So, what has been the strategic impact of the 2015 nuclear deal between Iran and the P5+1 nations, otherwise known as the Joint Comprehensive Plan of Action (JCPOA)? More than a year after its implementation, Ilan Berman thinks the effects of the agreement have been profoundly negative for the stability of the Middle East. Here’s why.

This article is a transcript of a statement given before the Subcommittee on Terrorism, Nonproliferation, and Trade, US House of Representatives, on 24 May 2017.

Chairman Poe, Ranking Member Keating, distinguished members of the Subcommittee:

It is a privilege to appear before you today to discuss the strategic effects of the 2015 nuclear deal between Iran and the P5+1 powers, formally known as the Joint Comprehensive Plan of Action (JCPOA). More than a year after its implementation, the effects of that agreement have been profound—and profoundly negative for the stability of the Middle East, as well as for American interests there.

Fruits of the Nuclear Deal

From the start, the accord concluded between Iran and the P5+1 was intended to be tactical in nature, focusing on just one aspect of the Iranian regime’s rogue behavior: its persistent nuclear ambitions. However, the benefits that have been conferred to Iran as a result have been both extensive and strategic in nature.

-------

▸ **Exercise goal**
According to the text on the Iran nuclear deal, on what date was the statement given before the House subcommittee?

[Element and region data]

-------

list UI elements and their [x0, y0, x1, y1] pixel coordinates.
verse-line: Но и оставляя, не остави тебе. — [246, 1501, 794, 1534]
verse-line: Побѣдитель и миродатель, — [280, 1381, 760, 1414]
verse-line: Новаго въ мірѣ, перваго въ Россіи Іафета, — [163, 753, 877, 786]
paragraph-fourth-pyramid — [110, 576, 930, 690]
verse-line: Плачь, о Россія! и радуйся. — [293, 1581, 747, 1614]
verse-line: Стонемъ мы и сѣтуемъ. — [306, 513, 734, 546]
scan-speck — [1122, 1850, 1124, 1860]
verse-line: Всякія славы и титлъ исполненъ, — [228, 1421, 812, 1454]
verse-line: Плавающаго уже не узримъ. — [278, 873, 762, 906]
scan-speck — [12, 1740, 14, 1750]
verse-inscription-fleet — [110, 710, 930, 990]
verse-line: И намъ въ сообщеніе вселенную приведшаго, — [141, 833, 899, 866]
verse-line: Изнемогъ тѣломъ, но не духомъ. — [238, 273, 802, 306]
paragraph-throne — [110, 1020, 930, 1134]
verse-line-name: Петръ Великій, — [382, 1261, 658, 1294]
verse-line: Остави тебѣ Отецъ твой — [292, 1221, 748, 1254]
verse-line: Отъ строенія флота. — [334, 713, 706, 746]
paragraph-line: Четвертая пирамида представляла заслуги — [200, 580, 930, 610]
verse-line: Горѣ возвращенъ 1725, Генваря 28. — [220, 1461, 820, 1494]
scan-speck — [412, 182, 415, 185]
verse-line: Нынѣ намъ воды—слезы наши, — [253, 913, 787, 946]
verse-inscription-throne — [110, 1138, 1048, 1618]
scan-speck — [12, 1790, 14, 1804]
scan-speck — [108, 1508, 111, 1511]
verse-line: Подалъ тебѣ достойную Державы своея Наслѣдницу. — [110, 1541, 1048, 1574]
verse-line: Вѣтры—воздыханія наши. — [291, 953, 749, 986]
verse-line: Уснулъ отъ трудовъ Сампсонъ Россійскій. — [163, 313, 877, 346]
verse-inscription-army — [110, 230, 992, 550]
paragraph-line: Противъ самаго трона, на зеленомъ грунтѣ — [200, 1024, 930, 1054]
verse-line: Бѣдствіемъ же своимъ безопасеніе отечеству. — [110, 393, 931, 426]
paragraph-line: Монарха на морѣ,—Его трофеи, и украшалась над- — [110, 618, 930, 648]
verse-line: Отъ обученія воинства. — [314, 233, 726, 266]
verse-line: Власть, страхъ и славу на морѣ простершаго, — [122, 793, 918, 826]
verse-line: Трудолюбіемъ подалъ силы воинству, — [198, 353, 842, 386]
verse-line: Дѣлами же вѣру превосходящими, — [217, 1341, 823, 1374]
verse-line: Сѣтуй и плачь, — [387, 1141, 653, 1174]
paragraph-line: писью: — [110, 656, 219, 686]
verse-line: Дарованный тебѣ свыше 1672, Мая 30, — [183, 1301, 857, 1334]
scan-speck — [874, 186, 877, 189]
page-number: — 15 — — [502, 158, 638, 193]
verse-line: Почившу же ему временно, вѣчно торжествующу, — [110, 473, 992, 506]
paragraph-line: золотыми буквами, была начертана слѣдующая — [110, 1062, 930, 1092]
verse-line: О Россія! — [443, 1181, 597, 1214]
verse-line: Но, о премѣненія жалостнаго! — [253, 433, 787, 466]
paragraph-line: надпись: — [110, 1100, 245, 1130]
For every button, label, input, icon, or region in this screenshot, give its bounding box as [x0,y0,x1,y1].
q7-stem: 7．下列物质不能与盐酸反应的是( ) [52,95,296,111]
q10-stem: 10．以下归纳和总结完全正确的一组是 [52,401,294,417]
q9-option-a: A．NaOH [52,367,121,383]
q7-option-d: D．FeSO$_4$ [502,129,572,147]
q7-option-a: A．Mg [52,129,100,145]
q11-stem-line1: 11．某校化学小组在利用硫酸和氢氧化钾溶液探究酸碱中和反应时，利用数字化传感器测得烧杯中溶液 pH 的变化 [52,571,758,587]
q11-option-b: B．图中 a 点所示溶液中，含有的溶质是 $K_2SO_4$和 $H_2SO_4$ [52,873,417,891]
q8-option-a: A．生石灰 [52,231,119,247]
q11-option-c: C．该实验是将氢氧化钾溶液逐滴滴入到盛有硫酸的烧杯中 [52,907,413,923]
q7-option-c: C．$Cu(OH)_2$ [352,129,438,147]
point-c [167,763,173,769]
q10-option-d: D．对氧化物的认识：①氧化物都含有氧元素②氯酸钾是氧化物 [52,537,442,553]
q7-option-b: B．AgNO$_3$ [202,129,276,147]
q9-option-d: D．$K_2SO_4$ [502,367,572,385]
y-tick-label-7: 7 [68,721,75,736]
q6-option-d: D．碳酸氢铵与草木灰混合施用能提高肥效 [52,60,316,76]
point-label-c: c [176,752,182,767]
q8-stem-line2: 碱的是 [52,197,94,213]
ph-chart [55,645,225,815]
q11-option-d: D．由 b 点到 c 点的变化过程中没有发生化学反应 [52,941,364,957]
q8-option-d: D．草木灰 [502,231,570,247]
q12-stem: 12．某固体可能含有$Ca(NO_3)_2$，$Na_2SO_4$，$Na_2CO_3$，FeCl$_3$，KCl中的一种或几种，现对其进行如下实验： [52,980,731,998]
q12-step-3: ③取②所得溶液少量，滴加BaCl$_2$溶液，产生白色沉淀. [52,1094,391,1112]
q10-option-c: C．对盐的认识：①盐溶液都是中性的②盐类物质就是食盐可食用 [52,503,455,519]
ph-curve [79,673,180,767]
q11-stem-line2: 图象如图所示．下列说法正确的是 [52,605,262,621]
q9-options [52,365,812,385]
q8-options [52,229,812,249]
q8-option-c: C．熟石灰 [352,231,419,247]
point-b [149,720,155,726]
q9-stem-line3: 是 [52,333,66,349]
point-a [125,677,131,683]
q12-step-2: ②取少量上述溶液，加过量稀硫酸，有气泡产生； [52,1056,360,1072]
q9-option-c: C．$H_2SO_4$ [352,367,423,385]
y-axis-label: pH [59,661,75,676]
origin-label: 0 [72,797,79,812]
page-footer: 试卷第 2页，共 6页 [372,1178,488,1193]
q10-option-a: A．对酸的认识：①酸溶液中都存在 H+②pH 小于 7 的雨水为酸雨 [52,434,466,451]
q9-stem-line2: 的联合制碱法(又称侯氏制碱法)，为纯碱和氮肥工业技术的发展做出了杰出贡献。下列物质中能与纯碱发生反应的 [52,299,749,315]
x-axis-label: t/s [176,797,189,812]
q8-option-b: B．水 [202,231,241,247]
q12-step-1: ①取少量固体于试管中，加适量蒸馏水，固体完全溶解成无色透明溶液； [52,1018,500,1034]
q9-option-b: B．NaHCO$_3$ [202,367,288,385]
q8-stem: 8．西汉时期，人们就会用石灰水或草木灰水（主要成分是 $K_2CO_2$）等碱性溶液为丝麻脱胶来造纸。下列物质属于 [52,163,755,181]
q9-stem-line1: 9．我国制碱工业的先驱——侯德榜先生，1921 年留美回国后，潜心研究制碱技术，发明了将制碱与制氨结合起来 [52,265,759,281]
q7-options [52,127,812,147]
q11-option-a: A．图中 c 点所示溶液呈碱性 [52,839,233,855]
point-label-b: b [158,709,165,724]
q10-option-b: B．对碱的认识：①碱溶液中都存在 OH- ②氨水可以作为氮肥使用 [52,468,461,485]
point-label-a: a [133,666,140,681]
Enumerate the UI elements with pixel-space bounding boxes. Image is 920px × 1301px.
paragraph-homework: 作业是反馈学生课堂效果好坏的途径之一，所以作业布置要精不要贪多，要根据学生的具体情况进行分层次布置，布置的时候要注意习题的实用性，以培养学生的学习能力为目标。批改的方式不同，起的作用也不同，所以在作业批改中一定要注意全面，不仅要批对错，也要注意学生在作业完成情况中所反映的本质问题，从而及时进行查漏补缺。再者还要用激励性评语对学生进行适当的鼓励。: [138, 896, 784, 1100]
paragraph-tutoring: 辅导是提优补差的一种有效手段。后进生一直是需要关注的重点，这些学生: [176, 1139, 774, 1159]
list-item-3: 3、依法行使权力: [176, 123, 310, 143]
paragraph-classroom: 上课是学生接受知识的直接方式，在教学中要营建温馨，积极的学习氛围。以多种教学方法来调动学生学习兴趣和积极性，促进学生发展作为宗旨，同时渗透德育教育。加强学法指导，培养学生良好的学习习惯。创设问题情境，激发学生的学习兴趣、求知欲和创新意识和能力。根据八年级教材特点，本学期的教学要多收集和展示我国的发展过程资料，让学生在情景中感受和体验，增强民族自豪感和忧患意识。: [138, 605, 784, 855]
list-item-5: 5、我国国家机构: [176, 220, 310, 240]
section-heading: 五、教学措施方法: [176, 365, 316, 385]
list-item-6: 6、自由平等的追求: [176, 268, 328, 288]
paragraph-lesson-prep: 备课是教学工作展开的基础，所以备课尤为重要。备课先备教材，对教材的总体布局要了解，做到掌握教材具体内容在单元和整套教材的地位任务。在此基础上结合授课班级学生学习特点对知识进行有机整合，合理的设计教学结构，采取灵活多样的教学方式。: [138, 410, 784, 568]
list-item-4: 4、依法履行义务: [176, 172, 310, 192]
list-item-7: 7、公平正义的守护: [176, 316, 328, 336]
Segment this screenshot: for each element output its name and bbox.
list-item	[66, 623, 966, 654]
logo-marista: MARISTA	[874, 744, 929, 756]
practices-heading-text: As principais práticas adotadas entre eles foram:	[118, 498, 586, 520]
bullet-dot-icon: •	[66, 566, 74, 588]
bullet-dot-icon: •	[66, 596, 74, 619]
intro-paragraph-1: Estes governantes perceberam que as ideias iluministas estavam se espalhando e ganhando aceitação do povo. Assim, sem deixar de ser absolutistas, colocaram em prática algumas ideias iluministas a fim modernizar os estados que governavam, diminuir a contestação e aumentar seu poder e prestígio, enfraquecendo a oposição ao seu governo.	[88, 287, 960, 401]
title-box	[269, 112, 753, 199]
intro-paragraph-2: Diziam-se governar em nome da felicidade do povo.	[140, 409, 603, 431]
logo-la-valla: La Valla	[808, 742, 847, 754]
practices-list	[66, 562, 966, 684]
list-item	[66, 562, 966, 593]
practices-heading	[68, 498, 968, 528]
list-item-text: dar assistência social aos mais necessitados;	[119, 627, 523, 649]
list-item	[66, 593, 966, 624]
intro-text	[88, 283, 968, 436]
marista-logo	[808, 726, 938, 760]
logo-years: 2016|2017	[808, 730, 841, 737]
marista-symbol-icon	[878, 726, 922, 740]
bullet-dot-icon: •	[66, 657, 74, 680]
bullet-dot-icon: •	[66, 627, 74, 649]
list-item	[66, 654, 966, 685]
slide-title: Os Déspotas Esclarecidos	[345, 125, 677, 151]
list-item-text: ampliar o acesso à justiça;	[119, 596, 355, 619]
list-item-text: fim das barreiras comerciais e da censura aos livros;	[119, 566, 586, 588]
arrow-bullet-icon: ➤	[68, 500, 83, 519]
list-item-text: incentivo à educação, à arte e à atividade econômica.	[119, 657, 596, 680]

-------

▸ **Solution to this problem**
24 May 2017